WRITTEN REQUEST:
Below are entries. Pull out all lines containing "text".

MATERIAL SHOWN:
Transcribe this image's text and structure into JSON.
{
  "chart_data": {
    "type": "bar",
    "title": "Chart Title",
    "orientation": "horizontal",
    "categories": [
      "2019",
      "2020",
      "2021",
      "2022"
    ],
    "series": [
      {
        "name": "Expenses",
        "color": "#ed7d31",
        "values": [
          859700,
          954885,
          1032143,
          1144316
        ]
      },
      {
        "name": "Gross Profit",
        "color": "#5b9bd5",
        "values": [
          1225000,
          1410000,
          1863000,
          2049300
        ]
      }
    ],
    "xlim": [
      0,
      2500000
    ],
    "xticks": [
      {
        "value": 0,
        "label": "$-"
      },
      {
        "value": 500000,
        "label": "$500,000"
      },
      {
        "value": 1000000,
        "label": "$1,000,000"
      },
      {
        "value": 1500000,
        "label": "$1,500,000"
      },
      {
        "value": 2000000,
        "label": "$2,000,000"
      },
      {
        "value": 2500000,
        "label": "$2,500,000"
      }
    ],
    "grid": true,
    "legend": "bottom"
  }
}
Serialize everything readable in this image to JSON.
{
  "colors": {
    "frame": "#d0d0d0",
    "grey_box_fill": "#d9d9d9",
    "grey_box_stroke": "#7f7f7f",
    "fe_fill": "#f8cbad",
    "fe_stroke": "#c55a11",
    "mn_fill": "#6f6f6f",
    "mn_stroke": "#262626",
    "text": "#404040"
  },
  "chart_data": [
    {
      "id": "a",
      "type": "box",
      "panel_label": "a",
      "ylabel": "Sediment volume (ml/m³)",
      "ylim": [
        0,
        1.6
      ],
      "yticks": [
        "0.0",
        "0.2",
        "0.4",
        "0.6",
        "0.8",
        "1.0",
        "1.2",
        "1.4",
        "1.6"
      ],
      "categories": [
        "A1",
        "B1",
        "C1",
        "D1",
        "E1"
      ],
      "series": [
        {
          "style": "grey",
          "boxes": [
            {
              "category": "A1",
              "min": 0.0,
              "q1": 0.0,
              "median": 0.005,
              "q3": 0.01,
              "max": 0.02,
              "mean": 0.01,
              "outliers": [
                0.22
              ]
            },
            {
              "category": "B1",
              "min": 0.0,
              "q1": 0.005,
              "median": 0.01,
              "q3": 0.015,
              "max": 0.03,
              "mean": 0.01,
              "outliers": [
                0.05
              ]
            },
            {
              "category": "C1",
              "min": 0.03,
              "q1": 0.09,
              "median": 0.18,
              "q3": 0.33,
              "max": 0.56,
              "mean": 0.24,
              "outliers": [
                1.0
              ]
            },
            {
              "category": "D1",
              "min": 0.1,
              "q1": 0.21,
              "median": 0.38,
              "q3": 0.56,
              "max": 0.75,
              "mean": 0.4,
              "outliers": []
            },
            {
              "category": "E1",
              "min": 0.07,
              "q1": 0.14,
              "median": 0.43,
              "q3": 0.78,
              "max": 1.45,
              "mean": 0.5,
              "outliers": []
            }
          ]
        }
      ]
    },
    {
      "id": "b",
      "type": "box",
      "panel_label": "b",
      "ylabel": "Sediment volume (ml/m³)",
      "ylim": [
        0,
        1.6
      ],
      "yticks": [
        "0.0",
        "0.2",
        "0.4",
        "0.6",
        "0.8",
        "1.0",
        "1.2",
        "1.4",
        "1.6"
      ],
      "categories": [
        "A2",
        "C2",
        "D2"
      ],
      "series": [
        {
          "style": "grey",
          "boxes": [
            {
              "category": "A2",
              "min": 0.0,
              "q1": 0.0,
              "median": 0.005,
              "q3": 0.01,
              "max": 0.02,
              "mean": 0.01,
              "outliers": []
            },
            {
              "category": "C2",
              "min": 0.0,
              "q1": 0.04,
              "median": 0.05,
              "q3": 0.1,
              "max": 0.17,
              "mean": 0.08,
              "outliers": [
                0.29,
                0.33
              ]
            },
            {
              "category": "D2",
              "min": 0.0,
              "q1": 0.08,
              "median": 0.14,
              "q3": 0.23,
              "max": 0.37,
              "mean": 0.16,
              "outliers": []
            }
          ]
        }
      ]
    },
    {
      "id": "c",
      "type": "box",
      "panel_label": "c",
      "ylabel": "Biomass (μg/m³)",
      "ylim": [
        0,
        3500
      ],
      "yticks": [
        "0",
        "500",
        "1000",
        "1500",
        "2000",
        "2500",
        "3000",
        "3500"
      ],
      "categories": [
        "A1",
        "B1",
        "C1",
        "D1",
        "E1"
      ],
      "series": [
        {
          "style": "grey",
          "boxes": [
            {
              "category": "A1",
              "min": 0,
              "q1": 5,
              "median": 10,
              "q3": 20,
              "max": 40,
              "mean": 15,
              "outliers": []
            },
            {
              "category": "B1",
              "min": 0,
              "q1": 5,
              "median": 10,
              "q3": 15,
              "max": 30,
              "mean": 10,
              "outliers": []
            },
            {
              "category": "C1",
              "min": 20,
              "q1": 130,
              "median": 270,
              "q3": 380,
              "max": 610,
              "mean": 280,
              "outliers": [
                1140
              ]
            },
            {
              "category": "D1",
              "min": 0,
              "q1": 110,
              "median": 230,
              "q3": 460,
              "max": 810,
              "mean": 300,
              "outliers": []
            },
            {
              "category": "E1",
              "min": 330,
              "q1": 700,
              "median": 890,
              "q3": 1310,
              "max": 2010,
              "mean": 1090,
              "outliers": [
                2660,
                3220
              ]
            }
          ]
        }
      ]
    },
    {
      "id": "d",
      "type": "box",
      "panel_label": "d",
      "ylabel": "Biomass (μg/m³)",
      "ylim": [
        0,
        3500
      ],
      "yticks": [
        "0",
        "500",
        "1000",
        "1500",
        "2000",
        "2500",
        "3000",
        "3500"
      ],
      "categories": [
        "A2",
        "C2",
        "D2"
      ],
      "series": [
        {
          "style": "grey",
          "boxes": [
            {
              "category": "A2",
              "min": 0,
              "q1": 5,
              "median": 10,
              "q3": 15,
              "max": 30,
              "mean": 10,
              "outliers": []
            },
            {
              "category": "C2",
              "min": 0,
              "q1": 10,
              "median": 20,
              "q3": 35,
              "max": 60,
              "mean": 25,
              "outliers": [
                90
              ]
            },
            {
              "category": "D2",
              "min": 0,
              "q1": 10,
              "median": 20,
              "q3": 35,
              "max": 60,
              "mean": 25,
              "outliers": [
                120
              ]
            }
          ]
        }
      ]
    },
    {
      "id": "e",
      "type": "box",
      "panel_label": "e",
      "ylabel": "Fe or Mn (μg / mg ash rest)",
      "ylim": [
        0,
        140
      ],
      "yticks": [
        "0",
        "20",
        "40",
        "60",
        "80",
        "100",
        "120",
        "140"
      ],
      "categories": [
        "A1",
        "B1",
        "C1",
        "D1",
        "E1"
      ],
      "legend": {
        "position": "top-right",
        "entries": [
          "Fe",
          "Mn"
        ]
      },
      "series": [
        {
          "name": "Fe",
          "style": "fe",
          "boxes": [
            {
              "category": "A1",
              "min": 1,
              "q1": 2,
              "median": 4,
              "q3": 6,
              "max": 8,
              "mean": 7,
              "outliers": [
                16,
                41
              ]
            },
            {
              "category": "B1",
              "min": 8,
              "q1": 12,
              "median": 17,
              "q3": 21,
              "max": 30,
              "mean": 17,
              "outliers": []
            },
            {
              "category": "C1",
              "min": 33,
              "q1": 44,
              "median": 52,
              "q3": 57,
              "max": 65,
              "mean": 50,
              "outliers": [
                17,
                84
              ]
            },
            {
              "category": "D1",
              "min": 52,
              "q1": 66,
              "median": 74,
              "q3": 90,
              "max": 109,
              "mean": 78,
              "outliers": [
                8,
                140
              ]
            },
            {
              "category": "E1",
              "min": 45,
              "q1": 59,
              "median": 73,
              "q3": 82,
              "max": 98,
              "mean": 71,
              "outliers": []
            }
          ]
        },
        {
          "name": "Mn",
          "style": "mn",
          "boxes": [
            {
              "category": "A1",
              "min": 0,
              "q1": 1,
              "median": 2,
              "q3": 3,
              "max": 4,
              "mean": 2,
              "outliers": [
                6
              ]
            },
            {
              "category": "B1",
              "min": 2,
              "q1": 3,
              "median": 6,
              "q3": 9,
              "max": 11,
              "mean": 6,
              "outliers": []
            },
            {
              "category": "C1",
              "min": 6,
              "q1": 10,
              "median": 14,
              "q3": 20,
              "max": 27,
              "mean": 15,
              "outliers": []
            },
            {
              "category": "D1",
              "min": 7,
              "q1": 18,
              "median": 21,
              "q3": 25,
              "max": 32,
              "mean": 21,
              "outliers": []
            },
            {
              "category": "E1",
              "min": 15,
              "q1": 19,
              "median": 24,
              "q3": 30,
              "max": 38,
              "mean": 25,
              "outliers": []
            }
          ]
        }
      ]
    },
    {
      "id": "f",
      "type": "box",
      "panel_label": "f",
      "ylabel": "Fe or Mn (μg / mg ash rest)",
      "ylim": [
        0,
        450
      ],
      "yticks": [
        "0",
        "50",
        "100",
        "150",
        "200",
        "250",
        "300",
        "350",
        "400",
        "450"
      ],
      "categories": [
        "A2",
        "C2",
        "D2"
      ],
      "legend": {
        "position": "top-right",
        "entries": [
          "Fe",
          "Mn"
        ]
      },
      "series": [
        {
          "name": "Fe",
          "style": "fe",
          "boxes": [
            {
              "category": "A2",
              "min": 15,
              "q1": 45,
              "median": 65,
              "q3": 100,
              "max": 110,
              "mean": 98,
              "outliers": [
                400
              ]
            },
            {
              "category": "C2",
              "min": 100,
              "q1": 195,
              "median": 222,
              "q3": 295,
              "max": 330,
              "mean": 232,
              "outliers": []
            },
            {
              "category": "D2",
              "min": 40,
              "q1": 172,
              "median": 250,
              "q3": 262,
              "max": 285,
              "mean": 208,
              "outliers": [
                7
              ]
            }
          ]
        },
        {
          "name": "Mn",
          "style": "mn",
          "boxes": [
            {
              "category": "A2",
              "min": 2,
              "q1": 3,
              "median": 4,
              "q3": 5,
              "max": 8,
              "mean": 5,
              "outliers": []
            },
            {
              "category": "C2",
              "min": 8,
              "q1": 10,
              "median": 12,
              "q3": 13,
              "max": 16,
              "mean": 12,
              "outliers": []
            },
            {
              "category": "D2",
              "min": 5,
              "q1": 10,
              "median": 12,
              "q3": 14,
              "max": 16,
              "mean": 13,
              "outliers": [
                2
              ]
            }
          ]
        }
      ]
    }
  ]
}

REPLY TO THE TASK:
Transcribe this image's text and structure into JSON.
    "text": "#404040"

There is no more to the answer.